- **TEXTE DE L'EXERCICE**:
Le Livre des sept jardins coïncide également avec le début d’une fructueuse collaboration et
d’une belle amitié avec la comédienne belge Monique Dorsel, au milieu des années 90 :
« Grâce à Michel Camus, j’ai noué des liens avec le Théâtre-Poème, de Monique Dorsel, qui,
souvent, m’invite à Bruxelles, rue d’Ecosse, pour une rencontre, une causerie, la création du
Livre des sept jardins ; et ces heures à Bruxelles et au Théâtre-Poème, l’amitié avec
Monique et ceux qui l’entourent, sont de grands bonheurs. »
Le « Théâtre d’encre » comporte notamment Tintagel, pièce créée à la radio en 1994 (avec
Catherine Sellers et Alain Libolt), Pénélope, dont la création eut lieu au Musée
départemental de l’Arles antique en 2009, ou encore un texte inédit, Le troisième ange, qui
a fait l’objet d’une lecture au Théâtre du Nord-Ouest en 2000, par Pascal Parsat, avec
Philippe Desbœuf et Stéphane Géraud, puis de représentations.

- **À FAIRE**:
**A.** D'après le texte de l'exercice, en quelle année la pièce Tintagel a-t-elle été créée à la radio ?
**B.** Veuillez réécrire sous forme de liste le paragraphe du texte de l'exercice qui commence par les mots Le « Théâtre d’encre » comporte notamment, en conservant ses faits principaux.
Les entrées ci-dessous sont indépendantes du texte de l'exercice.

- **EXTRAITS D'ENTRÉES**:
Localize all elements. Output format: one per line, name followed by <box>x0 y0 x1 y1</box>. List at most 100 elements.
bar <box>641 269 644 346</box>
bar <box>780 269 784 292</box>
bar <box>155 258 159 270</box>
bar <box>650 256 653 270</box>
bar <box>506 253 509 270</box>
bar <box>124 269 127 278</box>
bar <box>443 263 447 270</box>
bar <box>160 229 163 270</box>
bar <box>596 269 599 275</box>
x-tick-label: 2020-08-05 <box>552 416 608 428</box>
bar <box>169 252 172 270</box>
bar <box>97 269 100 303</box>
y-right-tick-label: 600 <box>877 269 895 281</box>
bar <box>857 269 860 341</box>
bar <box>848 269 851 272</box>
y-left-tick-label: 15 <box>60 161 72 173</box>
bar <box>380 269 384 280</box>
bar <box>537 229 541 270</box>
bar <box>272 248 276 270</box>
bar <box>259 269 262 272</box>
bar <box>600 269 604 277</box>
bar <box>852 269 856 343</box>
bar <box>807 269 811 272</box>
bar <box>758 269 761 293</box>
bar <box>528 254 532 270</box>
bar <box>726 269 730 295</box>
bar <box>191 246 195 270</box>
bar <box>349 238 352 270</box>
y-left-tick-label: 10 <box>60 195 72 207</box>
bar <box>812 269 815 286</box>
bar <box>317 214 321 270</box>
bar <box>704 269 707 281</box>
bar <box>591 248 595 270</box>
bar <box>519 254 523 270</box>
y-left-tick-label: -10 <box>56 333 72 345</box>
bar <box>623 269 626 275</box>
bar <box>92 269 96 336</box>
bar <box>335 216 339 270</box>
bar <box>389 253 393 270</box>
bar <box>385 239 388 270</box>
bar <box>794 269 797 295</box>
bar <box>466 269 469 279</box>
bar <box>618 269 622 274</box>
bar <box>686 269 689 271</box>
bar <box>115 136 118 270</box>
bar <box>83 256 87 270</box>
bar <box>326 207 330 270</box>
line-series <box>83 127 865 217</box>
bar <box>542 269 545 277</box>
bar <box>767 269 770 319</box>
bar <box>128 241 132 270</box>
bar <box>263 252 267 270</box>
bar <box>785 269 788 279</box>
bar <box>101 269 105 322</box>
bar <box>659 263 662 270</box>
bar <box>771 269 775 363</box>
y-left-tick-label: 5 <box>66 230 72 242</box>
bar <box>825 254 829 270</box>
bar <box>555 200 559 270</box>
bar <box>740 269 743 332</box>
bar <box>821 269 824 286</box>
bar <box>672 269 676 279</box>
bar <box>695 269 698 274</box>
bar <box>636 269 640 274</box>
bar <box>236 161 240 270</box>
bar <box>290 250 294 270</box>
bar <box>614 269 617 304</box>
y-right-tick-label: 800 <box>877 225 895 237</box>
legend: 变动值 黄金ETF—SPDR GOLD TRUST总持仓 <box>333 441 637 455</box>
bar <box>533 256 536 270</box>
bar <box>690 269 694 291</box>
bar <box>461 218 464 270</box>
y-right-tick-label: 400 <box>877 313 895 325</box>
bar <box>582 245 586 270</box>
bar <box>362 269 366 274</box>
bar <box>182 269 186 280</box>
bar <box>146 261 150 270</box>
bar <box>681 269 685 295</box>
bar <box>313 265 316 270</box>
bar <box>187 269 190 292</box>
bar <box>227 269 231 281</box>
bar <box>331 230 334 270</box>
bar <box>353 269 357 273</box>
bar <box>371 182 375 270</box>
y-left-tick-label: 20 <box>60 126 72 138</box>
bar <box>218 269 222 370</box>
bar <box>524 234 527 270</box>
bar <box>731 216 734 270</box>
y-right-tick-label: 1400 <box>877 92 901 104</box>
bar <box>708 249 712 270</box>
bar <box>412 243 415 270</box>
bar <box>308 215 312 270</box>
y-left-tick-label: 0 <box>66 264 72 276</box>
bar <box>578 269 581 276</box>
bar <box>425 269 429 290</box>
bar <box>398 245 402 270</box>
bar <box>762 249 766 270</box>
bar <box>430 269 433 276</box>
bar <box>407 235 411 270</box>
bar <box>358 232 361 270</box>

- **CORRIGÉ**:
**A.** En 1994.

**B.**
Le « Théâtre d’encre » comporte notamment :
- Tintagel, pièce créée à la radio en 1994 avec Catherine Sellers et Alain Libolt ;
- Pénélope, créée au Musée départemental de l’Arles antique en 2009 ;
- Le troisième ange, texte inédit lu par Pascal Parsat au Théâtre du Nord-Ouest en 2000, avec Philippe Desbœuf et Stéphane Géraud, puis représenté.